▶ **DATA SUPPLIED**
-- begin --
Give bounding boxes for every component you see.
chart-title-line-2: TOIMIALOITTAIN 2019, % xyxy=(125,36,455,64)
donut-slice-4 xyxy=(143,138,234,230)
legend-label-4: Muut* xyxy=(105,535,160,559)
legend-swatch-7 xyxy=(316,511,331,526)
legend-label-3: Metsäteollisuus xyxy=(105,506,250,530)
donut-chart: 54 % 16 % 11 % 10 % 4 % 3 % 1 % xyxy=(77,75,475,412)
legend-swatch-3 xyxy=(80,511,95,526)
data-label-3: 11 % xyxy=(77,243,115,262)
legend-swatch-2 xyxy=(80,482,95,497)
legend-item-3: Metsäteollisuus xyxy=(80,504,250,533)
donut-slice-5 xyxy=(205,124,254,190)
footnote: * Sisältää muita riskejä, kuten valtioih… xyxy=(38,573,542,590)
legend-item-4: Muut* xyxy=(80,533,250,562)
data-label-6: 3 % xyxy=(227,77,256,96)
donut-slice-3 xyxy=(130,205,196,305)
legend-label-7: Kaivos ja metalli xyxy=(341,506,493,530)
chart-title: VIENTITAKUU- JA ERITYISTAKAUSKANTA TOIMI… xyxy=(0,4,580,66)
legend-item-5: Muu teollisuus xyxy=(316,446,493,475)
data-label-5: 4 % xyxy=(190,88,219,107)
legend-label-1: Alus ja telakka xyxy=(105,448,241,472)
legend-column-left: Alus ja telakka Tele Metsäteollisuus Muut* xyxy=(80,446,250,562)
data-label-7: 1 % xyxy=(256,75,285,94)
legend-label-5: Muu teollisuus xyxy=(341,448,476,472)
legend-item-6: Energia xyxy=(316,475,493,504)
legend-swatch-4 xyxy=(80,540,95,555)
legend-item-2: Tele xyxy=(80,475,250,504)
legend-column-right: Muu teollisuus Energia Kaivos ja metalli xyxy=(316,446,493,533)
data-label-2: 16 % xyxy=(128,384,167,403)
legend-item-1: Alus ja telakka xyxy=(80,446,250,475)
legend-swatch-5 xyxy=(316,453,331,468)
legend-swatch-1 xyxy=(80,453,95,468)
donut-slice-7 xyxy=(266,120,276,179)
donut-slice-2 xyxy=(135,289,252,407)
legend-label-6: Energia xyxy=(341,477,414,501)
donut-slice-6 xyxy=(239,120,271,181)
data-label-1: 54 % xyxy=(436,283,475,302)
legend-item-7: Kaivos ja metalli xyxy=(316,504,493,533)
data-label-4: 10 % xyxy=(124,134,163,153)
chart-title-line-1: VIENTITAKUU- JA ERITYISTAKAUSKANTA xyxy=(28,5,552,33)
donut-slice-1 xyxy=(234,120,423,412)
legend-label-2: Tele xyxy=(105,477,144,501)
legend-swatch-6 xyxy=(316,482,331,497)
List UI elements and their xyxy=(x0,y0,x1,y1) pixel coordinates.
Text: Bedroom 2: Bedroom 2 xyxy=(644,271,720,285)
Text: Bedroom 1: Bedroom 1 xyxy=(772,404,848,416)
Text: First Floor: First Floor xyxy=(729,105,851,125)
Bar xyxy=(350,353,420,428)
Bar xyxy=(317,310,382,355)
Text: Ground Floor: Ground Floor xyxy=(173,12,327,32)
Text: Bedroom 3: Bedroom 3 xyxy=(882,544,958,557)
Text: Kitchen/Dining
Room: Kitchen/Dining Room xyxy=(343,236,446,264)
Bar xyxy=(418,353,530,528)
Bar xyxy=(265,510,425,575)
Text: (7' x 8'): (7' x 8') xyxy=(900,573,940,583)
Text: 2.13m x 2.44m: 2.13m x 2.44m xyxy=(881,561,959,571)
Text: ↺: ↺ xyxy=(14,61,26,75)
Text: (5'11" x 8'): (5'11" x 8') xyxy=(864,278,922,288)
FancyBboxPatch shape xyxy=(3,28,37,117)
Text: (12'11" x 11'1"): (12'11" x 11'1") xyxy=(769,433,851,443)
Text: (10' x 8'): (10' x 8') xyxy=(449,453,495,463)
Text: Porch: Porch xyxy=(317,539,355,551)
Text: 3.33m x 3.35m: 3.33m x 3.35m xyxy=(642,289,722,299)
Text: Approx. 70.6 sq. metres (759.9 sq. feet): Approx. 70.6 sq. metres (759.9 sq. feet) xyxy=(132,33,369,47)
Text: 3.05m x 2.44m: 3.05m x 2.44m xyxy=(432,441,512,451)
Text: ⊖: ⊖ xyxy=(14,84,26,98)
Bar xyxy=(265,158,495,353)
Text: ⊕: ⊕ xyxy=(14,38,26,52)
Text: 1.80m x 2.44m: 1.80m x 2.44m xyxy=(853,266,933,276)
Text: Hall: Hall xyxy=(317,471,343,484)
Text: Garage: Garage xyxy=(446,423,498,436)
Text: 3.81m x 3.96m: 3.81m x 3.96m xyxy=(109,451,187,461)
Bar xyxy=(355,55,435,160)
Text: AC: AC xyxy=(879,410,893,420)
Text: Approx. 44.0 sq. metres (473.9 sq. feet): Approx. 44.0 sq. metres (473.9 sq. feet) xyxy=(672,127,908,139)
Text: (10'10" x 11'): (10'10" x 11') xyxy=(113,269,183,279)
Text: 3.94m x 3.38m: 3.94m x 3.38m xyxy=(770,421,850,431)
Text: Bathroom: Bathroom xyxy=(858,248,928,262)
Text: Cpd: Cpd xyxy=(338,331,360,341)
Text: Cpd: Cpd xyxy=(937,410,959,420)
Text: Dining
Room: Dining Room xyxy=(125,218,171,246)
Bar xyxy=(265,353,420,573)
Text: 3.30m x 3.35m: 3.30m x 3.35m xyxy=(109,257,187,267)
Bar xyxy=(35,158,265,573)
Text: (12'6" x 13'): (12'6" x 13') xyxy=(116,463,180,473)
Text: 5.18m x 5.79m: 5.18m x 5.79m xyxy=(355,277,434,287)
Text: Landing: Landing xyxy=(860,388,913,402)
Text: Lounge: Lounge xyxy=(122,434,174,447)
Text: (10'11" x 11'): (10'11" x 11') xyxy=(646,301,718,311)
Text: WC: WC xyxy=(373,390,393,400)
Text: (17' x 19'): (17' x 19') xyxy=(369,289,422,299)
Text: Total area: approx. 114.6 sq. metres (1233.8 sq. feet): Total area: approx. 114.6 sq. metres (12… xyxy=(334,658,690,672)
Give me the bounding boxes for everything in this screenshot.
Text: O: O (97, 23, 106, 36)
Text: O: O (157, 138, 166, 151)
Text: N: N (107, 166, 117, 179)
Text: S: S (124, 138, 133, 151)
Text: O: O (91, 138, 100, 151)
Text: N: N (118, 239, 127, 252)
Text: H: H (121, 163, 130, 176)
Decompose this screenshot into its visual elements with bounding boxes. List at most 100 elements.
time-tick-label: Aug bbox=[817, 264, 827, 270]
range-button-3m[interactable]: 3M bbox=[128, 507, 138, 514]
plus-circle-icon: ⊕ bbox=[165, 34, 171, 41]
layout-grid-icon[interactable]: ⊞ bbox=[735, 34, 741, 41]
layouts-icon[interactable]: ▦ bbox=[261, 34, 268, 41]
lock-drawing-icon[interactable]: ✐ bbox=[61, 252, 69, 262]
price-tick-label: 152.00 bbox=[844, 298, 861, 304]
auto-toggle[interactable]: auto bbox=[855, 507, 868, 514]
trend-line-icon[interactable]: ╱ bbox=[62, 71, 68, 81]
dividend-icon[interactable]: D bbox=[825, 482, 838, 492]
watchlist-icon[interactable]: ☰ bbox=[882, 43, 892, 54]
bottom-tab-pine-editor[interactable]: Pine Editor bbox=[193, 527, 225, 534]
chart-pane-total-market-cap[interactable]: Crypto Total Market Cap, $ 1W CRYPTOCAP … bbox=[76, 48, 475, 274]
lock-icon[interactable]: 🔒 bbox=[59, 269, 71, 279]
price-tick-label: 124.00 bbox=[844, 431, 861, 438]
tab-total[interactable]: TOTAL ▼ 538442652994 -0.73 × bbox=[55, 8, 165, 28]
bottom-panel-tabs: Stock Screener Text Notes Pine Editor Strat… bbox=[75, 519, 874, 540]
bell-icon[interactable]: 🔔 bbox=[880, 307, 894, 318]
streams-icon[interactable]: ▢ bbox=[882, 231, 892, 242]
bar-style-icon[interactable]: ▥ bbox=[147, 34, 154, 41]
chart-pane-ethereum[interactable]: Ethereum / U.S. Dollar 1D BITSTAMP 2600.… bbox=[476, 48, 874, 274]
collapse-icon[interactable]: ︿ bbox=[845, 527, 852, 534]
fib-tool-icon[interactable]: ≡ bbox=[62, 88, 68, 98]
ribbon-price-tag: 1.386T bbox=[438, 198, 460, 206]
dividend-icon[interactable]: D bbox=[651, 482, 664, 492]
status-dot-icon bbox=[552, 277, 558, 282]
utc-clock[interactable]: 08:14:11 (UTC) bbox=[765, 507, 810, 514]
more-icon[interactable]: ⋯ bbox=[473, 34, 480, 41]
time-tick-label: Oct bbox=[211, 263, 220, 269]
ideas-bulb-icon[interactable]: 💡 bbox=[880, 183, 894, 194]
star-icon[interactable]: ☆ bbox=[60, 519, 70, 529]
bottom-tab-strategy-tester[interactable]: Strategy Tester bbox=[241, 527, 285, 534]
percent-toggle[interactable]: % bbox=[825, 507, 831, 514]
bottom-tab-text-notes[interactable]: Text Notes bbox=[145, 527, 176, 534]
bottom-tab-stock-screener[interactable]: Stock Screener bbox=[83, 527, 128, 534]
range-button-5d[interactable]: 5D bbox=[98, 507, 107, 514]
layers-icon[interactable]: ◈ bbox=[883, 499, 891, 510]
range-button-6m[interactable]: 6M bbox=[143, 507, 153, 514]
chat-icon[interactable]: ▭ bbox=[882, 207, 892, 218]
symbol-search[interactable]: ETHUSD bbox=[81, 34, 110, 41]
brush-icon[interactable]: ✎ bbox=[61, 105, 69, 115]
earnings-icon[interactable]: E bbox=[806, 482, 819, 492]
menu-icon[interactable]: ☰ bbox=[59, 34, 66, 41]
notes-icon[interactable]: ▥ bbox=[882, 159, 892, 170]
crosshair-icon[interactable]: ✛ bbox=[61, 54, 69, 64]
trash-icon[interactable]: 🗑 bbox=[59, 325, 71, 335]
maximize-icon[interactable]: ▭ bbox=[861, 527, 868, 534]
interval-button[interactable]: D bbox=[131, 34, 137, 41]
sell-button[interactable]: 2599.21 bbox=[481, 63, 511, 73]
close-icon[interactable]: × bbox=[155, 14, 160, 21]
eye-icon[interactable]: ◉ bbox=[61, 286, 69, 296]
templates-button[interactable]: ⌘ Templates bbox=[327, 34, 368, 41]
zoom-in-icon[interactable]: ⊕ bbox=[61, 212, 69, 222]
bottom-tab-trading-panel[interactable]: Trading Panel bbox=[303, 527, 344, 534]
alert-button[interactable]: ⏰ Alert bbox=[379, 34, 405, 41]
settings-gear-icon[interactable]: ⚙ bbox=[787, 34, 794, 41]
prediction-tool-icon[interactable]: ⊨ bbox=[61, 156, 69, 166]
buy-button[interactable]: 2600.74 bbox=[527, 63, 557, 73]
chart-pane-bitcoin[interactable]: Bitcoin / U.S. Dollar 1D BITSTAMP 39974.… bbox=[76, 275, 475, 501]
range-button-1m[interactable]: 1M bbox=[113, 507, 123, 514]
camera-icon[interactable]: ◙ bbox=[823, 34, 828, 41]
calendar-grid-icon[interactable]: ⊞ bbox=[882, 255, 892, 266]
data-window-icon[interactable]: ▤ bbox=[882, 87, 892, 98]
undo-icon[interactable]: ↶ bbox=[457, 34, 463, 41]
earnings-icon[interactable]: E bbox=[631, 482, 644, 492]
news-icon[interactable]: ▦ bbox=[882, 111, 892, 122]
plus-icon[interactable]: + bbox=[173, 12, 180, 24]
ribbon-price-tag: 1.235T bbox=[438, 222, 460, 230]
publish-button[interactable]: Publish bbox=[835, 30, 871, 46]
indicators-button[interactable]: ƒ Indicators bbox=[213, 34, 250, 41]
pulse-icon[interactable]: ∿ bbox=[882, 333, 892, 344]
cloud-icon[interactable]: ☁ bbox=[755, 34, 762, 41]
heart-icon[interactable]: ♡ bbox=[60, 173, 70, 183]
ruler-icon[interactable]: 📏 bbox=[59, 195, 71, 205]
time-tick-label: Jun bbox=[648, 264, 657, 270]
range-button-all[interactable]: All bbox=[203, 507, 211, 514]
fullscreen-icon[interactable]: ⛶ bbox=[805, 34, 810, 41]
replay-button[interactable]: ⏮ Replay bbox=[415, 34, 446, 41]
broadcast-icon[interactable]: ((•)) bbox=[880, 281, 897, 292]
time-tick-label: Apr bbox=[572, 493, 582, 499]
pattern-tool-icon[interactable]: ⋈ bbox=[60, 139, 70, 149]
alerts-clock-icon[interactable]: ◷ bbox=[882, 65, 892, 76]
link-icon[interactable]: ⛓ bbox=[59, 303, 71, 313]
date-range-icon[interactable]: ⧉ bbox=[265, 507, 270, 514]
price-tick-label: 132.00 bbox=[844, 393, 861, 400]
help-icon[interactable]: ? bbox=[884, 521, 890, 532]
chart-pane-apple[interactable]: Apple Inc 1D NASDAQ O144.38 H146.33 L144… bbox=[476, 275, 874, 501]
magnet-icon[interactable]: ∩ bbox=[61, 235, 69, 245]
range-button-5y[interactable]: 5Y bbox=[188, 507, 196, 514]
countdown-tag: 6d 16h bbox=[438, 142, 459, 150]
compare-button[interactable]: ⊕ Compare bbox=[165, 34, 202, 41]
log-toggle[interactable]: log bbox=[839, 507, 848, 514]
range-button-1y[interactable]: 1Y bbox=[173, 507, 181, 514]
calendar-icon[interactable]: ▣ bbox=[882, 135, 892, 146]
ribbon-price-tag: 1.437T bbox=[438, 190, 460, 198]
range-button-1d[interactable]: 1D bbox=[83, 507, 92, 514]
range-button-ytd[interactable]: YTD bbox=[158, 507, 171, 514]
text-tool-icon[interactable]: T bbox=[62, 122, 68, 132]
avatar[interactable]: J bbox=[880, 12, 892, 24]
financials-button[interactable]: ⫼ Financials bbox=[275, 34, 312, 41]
-- end --
▶ **THE EXERCISE**
Write out the rows word for word, from the very first row through the row that contains "data-label-3: 11 % xyxy=(77,243,115,262)", both included.

▶ **REPLY**
Give bounding boxes for every component you see.
chart-title-line-2: TOIMIALOITTAIN 2019, % xyxy=(125,36,455,64)
donut-slice-4 xyxy=(143,138,234,230)
legend-label-4: Muut* xyxy=(105,535,160,559)
legend-swatch-7 xyxy=(316,511,331,526)
legend-label-3: Metsäteollisuus xyxy=(105,506,250,530)
donut-chart: 54 % 16 % 11 % 10 % 4 % 3 % 1 % xyxy=(77,75,475,412)
legend-swatch-3 xyxy=(80,511,95,526)
data-label-3: 11 % xyxy=(77,243,115,262)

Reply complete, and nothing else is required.